* _The exercise_
List each line of the data that holds the string "text", please.

─── Material shown

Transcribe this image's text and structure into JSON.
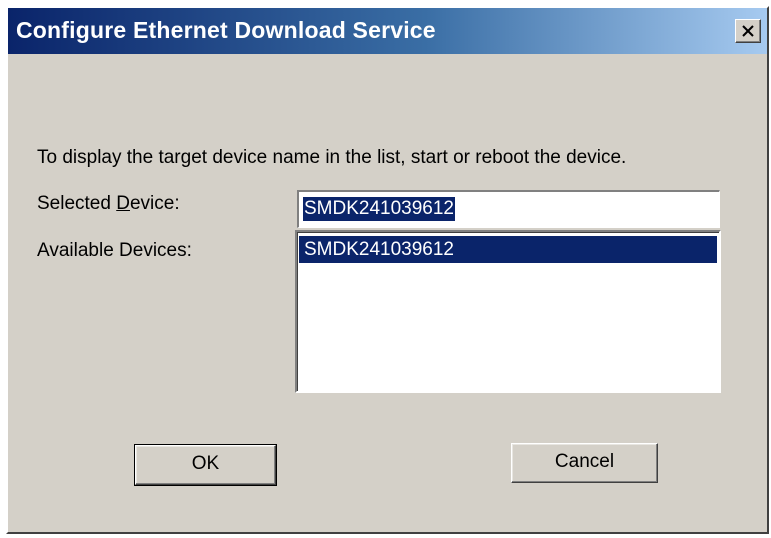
{
  "window": {
    "title": "Configure Ethernet Download Service",
    "close_icon": "close-icon"
  },
  "instruction": "To display the target device name in the list, start or reboot the device.",
  "selected_device": {
    "label_prefix": "Selected ",
    "label_mnemonic": "D",
    "label_suffix": "evice:",
    "value": "SMDK241039612"
  },
  "available_devices": {
    "label": "Available Devices:",
    "items": [
      "SMDK241039612"
    ],
    "selected_index": 0
  },
  "buttons": {
    "ok_label": "OK",
    "cancel_label": "Cancel"
  },
  "colors": {
    "title_gradient_start": "#0a246a",
    "title_gradient_end": "#a6caf0",
    "selection_background": "#0a246a",
    "dialog_face": "#d4d0c8"
  }
}
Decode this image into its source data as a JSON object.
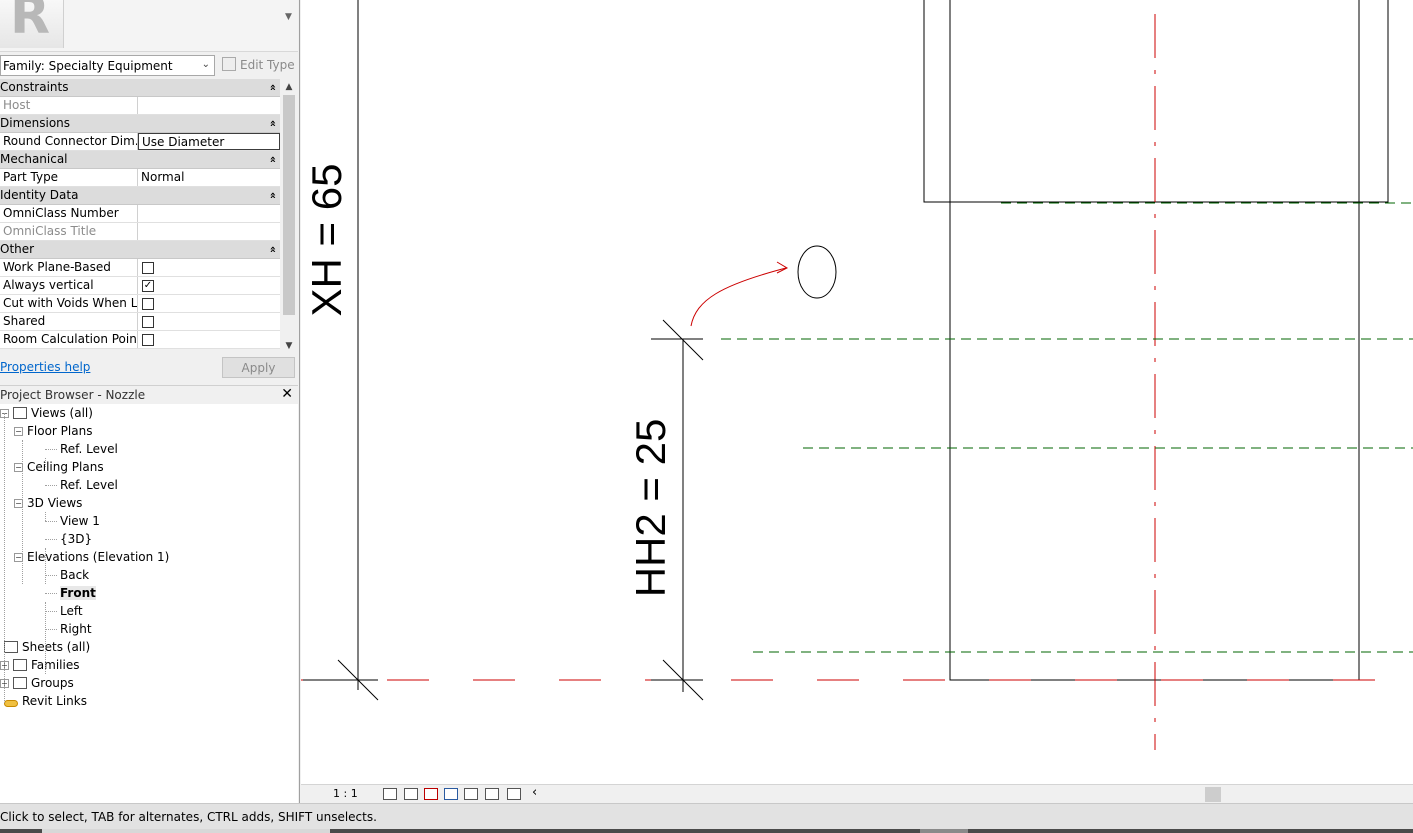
{
  "properties": {
    "family_select": "Family: Specialty Equipment",
    "edit_type": "Edit Type",
    "groups": [
      {
        "name": "Constraints",
        "rows": [
          {
            "name": "Host",
            "value": "",
            "disabled": true
          }
        ]
      },
      {
        "name": "Dimensions",
        "rows": [
          {
            "name": "Round Connector Dim...",
            "value": "Use Diameter",
            "editing": true
          }
        ]
      },
      {
        "name": "Mechanical",
        "rows": [
          {
            "name": "Part Type",
            "value": "Normal"
          }
        ]
      },
      {
        "name": "Identity Data",
        "rows": [
          {
            "name": "OmniClass Number",
            "value": ""
          },
          {
            "name": "OmniClass Title",
            "value": "",
            "disabled": true
          }
        ]
      },
      {
        "name": "Other",
        "rows": [
          {
            "name": "Work Plane-Based",
            "checkbox": true,
            "checked": false
          },
          {
            "name": "Always vertical",
            "checkbox": true,
            "checked": true
          },
          {
            "name": "Cut with Voids When L...",
            "checkbox": true,
            "checked": false
          },
          {
            "name": "Shared",
            "checkbox": true,
            "checked": false
          },
          {
            "name": "Room Calculation Point",
            "checkbox": true,
            "checked": false
          }
        ]
      }
    ],
    "help_link": "Properties help",
    "apply_label": "Apply"
  },
  "project_browser": {
    "title": "Project Browser - Nozzle",
    "close": "✕",
    "tree": [
      {
        "label": "Views (all)",
        "level": 0,
        "expander": "−",
        "icon": "views-icon"
      },
      {
        "label": "Floor Plans",
        "level": 1,
        "expander": "−"
      },
      {
        "label": "Ref. Level",
        "level": 2
      },
      {
        "label": "Ceiling Plans",
        "level": 1,
        "expander": "−"
      },
      {
        "label": "Ref. Level",
        "level": 2
      },
      {
        "label": "3D Views",
        "level": 1,
        "expander": "−"
      },
      {
        "label": "View 1",
        "level": 2
      },
      {
        "label": "{3D}",
        "level": 2
      },
      {
        "label": "Elevations (Elevation 1)",
        "level": 1,
        "expander": "−"
      },
      {
        "label": "Back",
        "level": 2
      },
      {
        "label": "Front",
        "level": 2,
        "selected": true
      },
      {
        "label": "Left",
        "level": 2
      },
      {
        "label": "Right",
        "level": 2
      },
      {
        "label": "Sheets (all)",
        "level": 0,
        "icon": "sheets-icon"
      },
      {
        "label": "Families",
        "level": 0,
        "expander": "+",
        "icon": "families-icon"
      },
      {
        "label": "Groups",
        "level": 0,
        "expander": "+",
        "icon": "groups-icon"
      },
      {
        "label": "Revit Links",
        "level": 0,
        "icon": "revit-links-icon"
      }
    ]
  },
  "canvas": {
    "dim_xh": "XH = 65",
    "dim_hh2": "HH2 = 25",
    "colors": {
      "ref_plane_red": "#cc0000",
      "ref_plane_green": "#006600",
      "line": "#000000"
    }
  },
  "view_control_bar": {
    "scale": "1 : 1",
    "collapse_arrow": "‹"
  },
  "status_bar": {
    "text": "Click to select, TAB for alternates, CTRL adds, SHIFT unselects."
  }
}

──────

* _The completed task_
Transcribe this image's text and structure into JSON.
    "text": "Click to select, TAB for alternates, CTRL adds, SHIFT unselects."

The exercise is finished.